What you need to do –
Pick out the lines in the listing below that contain the word "this" and copy them.
────
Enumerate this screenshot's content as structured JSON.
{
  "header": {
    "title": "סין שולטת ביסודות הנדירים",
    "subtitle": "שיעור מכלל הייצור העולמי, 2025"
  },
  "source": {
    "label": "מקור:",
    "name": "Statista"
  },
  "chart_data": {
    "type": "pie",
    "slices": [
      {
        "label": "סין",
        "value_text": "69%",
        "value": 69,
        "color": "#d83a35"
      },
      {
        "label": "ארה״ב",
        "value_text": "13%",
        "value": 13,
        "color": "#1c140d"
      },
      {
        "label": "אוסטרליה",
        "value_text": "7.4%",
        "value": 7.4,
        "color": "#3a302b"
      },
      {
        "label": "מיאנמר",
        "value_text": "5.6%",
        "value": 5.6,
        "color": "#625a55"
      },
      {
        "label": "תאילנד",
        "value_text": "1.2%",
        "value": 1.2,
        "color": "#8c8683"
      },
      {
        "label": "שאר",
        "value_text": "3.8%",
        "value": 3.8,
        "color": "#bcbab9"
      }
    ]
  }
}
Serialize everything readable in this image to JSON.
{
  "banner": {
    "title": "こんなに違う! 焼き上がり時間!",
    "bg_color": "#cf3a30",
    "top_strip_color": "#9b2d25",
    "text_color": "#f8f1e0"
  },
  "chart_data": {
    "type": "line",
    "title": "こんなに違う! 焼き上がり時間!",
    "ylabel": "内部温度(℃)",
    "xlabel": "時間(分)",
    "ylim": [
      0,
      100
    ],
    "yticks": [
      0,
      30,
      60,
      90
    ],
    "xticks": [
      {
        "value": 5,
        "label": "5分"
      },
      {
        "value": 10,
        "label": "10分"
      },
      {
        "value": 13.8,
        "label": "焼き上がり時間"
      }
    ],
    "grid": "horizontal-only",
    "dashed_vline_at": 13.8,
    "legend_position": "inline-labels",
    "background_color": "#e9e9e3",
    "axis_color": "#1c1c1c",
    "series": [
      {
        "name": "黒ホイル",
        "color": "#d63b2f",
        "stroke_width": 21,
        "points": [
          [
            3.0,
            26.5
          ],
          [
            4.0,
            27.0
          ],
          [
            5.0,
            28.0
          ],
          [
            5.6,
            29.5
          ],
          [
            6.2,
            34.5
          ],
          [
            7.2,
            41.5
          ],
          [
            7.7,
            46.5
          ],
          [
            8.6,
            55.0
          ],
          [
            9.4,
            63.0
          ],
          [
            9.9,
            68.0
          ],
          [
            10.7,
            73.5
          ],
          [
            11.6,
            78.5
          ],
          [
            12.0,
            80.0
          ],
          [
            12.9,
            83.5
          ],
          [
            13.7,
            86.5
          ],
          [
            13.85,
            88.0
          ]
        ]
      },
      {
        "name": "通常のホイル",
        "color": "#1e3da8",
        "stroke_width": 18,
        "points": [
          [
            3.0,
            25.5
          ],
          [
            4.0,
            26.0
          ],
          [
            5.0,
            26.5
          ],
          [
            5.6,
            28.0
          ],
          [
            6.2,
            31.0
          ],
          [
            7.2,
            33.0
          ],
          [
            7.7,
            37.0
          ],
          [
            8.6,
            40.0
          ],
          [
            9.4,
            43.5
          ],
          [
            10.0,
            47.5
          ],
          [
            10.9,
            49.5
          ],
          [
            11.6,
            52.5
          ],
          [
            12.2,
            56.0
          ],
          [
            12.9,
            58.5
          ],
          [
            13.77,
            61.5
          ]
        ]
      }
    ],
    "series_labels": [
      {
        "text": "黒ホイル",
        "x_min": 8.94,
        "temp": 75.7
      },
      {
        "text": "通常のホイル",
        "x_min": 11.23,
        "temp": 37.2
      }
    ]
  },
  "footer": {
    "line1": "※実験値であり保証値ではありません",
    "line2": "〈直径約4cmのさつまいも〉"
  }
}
────
Task solution –
Enumerate this screenshot's content as structured JSON.
Serialize everything readable in this image to JSON.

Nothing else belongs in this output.